### The data

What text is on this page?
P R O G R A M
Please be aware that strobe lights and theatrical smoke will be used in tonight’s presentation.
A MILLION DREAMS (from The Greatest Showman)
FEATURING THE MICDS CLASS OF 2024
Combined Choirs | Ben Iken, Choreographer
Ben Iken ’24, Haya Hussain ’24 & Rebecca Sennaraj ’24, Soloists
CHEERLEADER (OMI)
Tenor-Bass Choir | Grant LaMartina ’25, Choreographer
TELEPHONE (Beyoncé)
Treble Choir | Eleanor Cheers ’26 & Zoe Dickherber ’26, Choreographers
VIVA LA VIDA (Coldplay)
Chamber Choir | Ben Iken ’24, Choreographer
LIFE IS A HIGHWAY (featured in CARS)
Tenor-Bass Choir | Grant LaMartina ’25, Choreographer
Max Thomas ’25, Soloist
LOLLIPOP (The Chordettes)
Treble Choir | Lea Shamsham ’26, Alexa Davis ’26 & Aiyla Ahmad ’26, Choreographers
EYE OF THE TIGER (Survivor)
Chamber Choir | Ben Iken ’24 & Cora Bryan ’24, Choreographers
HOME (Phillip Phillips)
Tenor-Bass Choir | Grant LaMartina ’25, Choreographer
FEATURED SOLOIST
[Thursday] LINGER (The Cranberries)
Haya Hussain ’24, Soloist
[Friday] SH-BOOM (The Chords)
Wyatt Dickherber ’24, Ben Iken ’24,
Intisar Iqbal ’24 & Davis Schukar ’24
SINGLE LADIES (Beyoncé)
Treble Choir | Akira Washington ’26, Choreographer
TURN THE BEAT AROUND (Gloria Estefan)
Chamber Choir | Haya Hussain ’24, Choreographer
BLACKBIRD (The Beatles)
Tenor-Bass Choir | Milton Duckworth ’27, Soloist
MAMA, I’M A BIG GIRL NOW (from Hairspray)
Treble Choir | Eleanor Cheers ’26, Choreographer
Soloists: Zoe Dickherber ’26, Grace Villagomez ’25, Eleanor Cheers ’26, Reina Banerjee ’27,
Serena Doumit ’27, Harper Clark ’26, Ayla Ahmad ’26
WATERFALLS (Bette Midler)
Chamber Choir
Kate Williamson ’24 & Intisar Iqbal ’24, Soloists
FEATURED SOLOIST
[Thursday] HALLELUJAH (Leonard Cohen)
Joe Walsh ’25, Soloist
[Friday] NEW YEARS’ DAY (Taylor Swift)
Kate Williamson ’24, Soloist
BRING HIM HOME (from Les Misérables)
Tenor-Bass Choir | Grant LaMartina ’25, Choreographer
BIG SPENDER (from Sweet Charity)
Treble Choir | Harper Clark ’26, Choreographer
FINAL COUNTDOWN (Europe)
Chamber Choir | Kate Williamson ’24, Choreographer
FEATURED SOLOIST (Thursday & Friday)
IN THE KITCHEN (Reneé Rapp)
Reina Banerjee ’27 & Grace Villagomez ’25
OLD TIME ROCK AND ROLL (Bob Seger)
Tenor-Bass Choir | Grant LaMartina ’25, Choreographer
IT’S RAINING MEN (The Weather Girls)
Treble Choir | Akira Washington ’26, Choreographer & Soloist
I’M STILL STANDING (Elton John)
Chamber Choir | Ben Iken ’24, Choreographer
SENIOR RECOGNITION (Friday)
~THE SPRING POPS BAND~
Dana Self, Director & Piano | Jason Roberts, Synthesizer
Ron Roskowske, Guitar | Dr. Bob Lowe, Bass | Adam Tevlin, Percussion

######

Short exercise ->
Word for word, restate all of the data shown above.

Written answer ->
What text is on this page?
P R O G R A M
Please be aware that strobe lights and theatrical smoke will be used in tonight’s presentation.
A MILLION DREAMS (from The Greatest Showman)
FEATURING THE MICDS CLASS OF 2024
Combined Choirs | Ben Iken, Choreographer
Ben Iken ’24, Haya Hussain ’24 & Rebecca Sennaraj ’24, Soloists
CHEERLEADER (OMI)
Tenor-Bass Choir | Grant LaMartina ’25, Choreographer
TELEPHONE (Beyoncé)
Treble Choir | Eleanor Cheers ’26 & Zoe Dickherber ’26, Choreographers
VIVA LA VIDA (Coldplay)
Chamber Choir | Ben Iken ’24, Choreographer
LIFE IS A HIGHWAY (featured in CARS)
Tenor-Bass Choir | Grant LaMartina ’25, Choreographer
Max Thomas ’25, Soloist
LOLLIPOP (The Chordettes)
Treble Choir | Lea Shamsham ’26, Alexa Davis ’26 & Aiyla Ahmad ’26, Choreographers
EYE OF THE TIGER (Survivor)
Chamber Choir | Ben Iken ’24 & Cora Bryan ’24, Choreographers
HOME (Phillip Phillips)
Tenor-Bass Choir | Grant LaMartina ’25, Choreographer
FEATURED SOLOIST
[Thursday] LINGER (The Cranberries)
Haya Hussain ’24, Soloist
[Friday] SH-BOOM (The Chords)
Wyatt Dickherber ’24, Ben Iken ’24,
Intisar Iqbal ’24 & Davis Schukar ’24
SINGLE LADIES (Beyoncé)
Treble Choir | Akira Washington ’26, Choreographer
TURN THE BEAT AROUND (Gloria Estefan)
Chamber Choir | Haya Hussain ’24, Choreographer
BLACKBIRD (The Beatles)
Tenor-Bass Choir | Milton Duckworth ’27, Soloist
MAMA, I’M A BIG GIRL NOW (from Hairspray)
Treble Choir | Eleanor Cheers ’26, Choreographer
Soloists: Zoe Dickherber ’26, Grace Villagomez ’25, Eleanor Cheers ’26, Reina Banerjee ’27,
Serena Doumit ’27, Harper Clark ’26, Ayla Ahmad ’26
WATERFALLS (Bette Midler)
Chamber Choir
Kate Williamson ’24 & Intisar Iqbal ’24, Soloists
FEATURED SOLOIST
[Thursday] HALLELUJAH (Leonard Cohen)
Joe Walsh ’25, Soloist
[Friday] NEW YEARS’ DAY (Taylor Swift)
Kate Williamson ’24, Soloist
BRING HIM HOME (from Les Misérables)
Tenor-Bass Choir | Grant LaMartina ’25, Choreographer
BIG SPENDER (from Sweet Charity)
Treble Choir | Harper Clark ’26, Choreographer
FINAL COUNTDOWN (Europe)
Chamber Choir | Kate Williamson ’24, Choreographer
FEATURED SOLOIST (Thursday & Friday)
IN THE KITCHEN (Reneé Rapp)
Reina Banerjee ’27 & Grace Villagomez ’25
OLD TIME ROCK AND ROLL (Bob Seger)
Tenor-Bass Choir | Grant LaMartina ’25, Choreographer
IT’S RAINING MEN (The Weather Girls)
Treble Choir | Akira Washington ’26, Choreographer & Soloist
I’M STILL STANDING (Elton John)
Chamber Choir | Ben Iken ’24, Choreographer
SENIOR RECOGNITION (Friday)
~THE SPRING POPS BAND~
Dana Self, Director & Piano | Jason Roberts, Synthesizer
Ron Roskowske, Guitar | Dr. Bob Lowe, Bass | Adam Tevlin, Percussion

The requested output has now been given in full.